* start DATASET *
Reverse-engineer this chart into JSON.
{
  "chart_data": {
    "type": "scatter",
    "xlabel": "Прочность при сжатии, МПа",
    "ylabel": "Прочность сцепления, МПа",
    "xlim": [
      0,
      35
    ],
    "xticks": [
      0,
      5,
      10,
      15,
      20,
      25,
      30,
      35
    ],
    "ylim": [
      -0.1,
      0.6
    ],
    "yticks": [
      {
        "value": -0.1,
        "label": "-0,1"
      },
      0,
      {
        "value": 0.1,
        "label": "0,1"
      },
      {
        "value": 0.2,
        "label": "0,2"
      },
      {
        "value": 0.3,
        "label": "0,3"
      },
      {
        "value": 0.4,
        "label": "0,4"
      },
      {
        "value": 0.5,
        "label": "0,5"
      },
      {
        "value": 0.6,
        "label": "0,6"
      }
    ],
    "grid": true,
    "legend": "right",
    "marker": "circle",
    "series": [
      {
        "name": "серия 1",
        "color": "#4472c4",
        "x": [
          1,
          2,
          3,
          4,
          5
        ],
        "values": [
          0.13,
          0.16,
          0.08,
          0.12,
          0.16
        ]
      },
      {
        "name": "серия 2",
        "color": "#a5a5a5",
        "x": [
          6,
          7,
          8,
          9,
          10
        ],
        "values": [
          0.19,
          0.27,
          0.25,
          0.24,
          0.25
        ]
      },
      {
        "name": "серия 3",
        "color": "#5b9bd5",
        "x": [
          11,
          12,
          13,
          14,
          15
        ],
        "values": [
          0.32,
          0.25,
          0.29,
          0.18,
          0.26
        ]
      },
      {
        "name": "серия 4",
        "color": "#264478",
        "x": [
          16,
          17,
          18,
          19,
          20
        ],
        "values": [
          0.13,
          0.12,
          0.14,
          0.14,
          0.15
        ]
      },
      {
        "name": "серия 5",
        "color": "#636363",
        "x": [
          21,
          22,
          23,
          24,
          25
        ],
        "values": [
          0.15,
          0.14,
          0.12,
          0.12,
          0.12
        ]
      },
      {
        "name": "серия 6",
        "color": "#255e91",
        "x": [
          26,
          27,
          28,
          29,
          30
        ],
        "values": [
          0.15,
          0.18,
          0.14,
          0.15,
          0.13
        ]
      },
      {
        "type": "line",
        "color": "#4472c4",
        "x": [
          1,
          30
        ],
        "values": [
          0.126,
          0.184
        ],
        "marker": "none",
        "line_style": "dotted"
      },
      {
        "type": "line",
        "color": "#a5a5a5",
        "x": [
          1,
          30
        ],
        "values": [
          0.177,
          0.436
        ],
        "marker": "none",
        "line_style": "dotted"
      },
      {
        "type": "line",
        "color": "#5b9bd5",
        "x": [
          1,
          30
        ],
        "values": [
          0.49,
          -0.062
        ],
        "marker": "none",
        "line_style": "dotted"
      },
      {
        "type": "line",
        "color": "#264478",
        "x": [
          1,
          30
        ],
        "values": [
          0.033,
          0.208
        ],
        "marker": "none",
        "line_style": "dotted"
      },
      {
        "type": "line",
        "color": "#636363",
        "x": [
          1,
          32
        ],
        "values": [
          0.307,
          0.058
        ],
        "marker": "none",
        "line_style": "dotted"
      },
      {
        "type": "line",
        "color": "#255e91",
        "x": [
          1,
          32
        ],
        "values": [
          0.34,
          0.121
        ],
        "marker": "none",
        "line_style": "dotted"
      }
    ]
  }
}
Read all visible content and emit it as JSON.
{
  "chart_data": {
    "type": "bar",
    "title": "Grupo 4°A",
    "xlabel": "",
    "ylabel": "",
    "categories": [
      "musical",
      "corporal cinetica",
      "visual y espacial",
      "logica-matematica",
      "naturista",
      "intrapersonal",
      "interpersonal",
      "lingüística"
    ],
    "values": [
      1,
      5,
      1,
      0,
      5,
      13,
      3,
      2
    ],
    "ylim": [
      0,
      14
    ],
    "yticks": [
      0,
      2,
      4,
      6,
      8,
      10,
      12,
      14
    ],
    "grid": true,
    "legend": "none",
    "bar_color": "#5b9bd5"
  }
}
* end DATASET *
WHAT THE EXERCISE ASKS:
Starting at the line that contains "Read all visible content and emit it as JSON.", quote each remaining line of the entries above, unchanged.

THE RESPONSE:
Read all visible content and emit it as JSON.
{
  "chart_data": {
    "type": "bar",
    "title": "Grupo 4°A",
    "xlabel": "",
    "ylabel": "",
    "categories": [
      "musical",
      "corporal cinetica",
      "visual y espacial",
      "logica-matematica",
      "naturista",
      "intrapersonal",
      "interpersonal",
      "lingüística"
    ],
    "values": [
      1,
      5,
      1,
      0,
      5,
      13,
      3,
      2
    ],
    "ylim": [
      0,
      14
    ],
    "yticks": [
      0,
      2,
      4,
      6,
      8,
      10,
      12,
      14
    ],
    "grid": true,
    "legend": "none",
    "bar_color": "#5b9bd5"
  }
}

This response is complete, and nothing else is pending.